→ Materials provided:
####################

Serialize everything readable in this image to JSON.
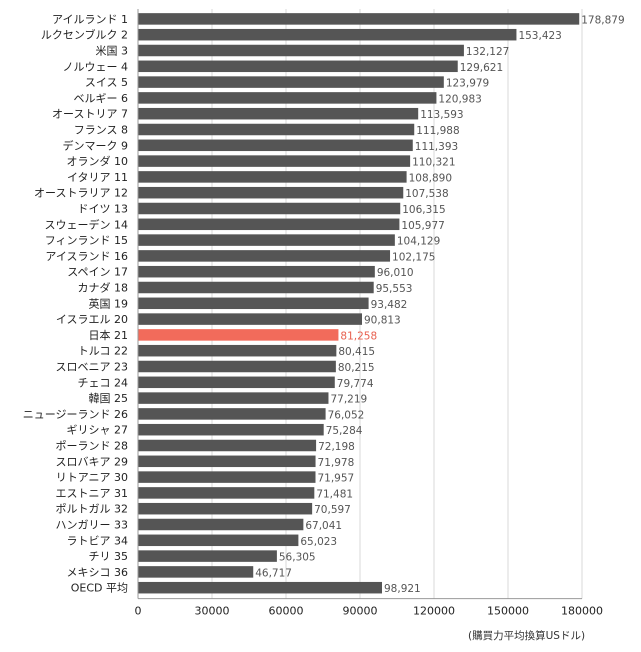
{
  "chart_data": {
    "type": "bar",
    "orientation": "horizontal",
    "categories": [
      "アイルランド 1",
      "ルクセンブルク 2",
      "米国 3",
      "ノルウェー 4",
      "スイス 5",
      "ベルギー 6",
      "オーストリア 7",
      "フランス 8",
      "デンマーク 9",
      "オランダ 10",
      "イタリア 11",
      "オーストラリア 12",
      "ドイツ 13",
      "スウェーデン 14",
      "フィンランド 15",
      "アイスランド 16",
      "スペイン 17",
      "カナダ 18",
      "英国 19",
      "イスラエル 20",
      "日本 21",
      "トルコ 22",
      "スロベニア 23",
      "チェコ 24",
      "韓国 25",
      "ニュージーランド 26",
      "ギリシャ 27",
      "ポーランド 28",
      "スロバキア 29",
      "リトアニア 30",
      "エストニア 31",
      "ポルトガル 32",
      "ハンガリー 33",
      "ラトビア 34",
      "チリ 35",
      "メキシコ 36",
      "OECD 平均"
    ],
    "values": [
      178879,
      153423,
      132127,
      129621,
      123979,
      120983,
      113593,
      111988,
      111393,
      110321,
      108890,
      107538,
      106315,
      105977,
      104129,
      102175,
      96010,
      95553,
      93482,
      90813,
      81258,
      80415,
      80215,
      79774,
      77219,
      76052,
      75284,
      72198,
      71978,
      71957,
      71481,
      70597,
      67041,
      65023,
      56305,
      46717,
      98921
    ],
    "value_labels": [
      "178,879",
      "153,423",
      "132,127",
      "129,621",
      "123,979",
      "120,983",
      "113,593",
      "111,988",
      "111,393",
      "110,321",
      "108,890",
      "107,538",
      "106,315",
      "105,977",
      "104,129",
      "102,175",
      "96,010",
      "95,553",
      "93,482",
      "90,813",
      "81,258",
      "80,415",
      "80,215",
      "79,774",
      "77,219",
      "76,052",
      "75,284",
      "72,198",
      "71,978",
      "71,957",
      "71,481",
      "70,597",
      "67,041",
      "65,023",
      "56,305",
      "46,717",
      "98,921"
    ],
    "highlight_category": "日本 21",
    "xlim": [
      0,
      180000
    ],
    "xticks": [
      0,
      30000,
      60000,
      90000,
      120000,
      150000,
      180000
    ],
    "xtick_labels": [
      "0",
      "30000",
      "60000",
      "90000",
      "120000",
      "150000",
      "180000"
    ],
    "unit_label": "(購買力平均換算USドル)",
    "grid": "vertical",
    "legend": false
  },
  "colors": {
    "bar": "#555555",
    "highlight_bar": "#f26b5b",
    "highlight_text": "#e8604f",
    "grid": "#d9d9d9",
    "axis": "#999999"
  }
}
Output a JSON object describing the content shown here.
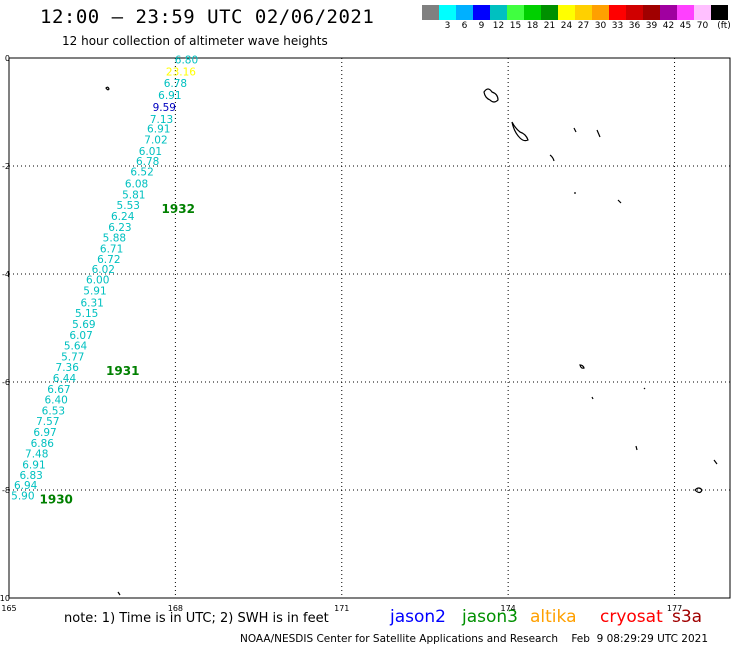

####################

→ Problem to solve:
Repeat verbatim all the material, but not the pictures.

→ The response:
Serialize everything readable in this image to JSON.
{
  "chart_data": {
    "type": "bar",
    "orientation": "horizontal",
    "categories": [
      "アイルランド 1",
      "ルクセンブルク 2",
      "米国 3",
      "ノルウェー 4",
      "スイス 5",
      "ベルギー 6",
      "オーストリア 7",
      "フランス 8",
      "デンマーク 9",
      "オランダ 10",
      "イタリア 11",
      "オーストラリア 12",
      "ドイツ 13",
      "スウェーデン 14",
      "フィンランド 15",
      "アイスランド 16",
      "スペイン 17",
      "カナダ 18",
      "英国 19",
      "イスラエル 20",
      "日本 21",
      "トルコ 22",
      "スロベニア 23",
      "チェコ 24",
      "韓国 25",
      "ニュージーランド 26",
      "ギリシャ 27",
      "ポーランド 28",
      "スロバキア 29",
      "リトアニア 30",
      "エストニア 31",
      "ポルトガル 32",
      "ハンガリー 33",
      "ラトビア 34",
      "チリ 35",
      "メキシコ 36",
      "OECD 平均"
    ],
    "values": [
      178879,
      153423,
      132127,
      129621,
      123979,
      120983,
      113593,
      111988,
      111393,
      110321,
      108890,
      107538,
      106315,
      105977,
      104129,
      102175,
      96010,
      95553,
      93482,
      90813,
      81258,
      80415,
      80215,
      79774,
      77219,
      76052,
      75284,
      72198,
      71978,
      71957,
      71481,
      70597,
      67041,
      65023,
      56305,
      46717,
      98921
    ],
    "value_labels": [
      "178,879",
      "153,423",
      "132,127",
      "129,621",
      "123,979",
      "120,983",
      "113,593",
      "111,988",
      "111,393",
      "110,321",
      "108,890",
      "107,538",
      "106,315",
      "105,977",
      "104,129",
      "102,175",
      "96,010",
      "95,553",
      "93,482",
      "90,813",
      "81,258",
      "80,415",
      "80,215",
      "79,774",
      "77,219",
      "76,052",
      "75,284",
      "72,198",
      "71,978",
      "71,957",
      "71,481",
      "70,597",
      "67,041",
      "65,023",
      "56,305",
      "46,717",
      "98,921"
    ],
    "highlight_category": "日本 21",
    "xlim": [
      0,
      180000
    ],
    "xticks": [
      0,
      30000,
      60000,
      90000,
      120000,
      150000,
      180000
    ],
    "xtick_labels": [
      "0",
      "30000",
      "60000",
      "90000",
      "120000",
      "150000",
      "180000"
    ],
    "unit_label": "(購買力平均換算USドル)",
    "grid": "vertical",
    "legend": false
  },
  "colors": {
    "bar": "#555555",
    "highlight_bar": "#f26b5b",
    "highlight_text": "#e8604f",
    "grid": "#d9d9d9",
    "axis": "#999999"
  }
}
Output a JSON object describing the content shown here.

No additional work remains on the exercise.